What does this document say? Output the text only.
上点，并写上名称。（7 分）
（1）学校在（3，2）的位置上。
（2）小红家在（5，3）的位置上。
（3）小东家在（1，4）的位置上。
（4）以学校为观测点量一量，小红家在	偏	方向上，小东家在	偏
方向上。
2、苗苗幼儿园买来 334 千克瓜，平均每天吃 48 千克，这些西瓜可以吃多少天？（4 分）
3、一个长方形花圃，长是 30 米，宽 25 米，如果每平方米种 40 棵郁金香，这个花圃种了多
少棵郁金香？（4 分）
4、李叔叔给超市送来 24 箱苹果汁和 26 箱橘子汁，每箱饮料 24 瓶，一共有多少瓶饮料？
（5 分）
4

.....

The request: From the material given, work out how many lines hold the string "的位置上"; state that number and nothing further.

Response to the task: 3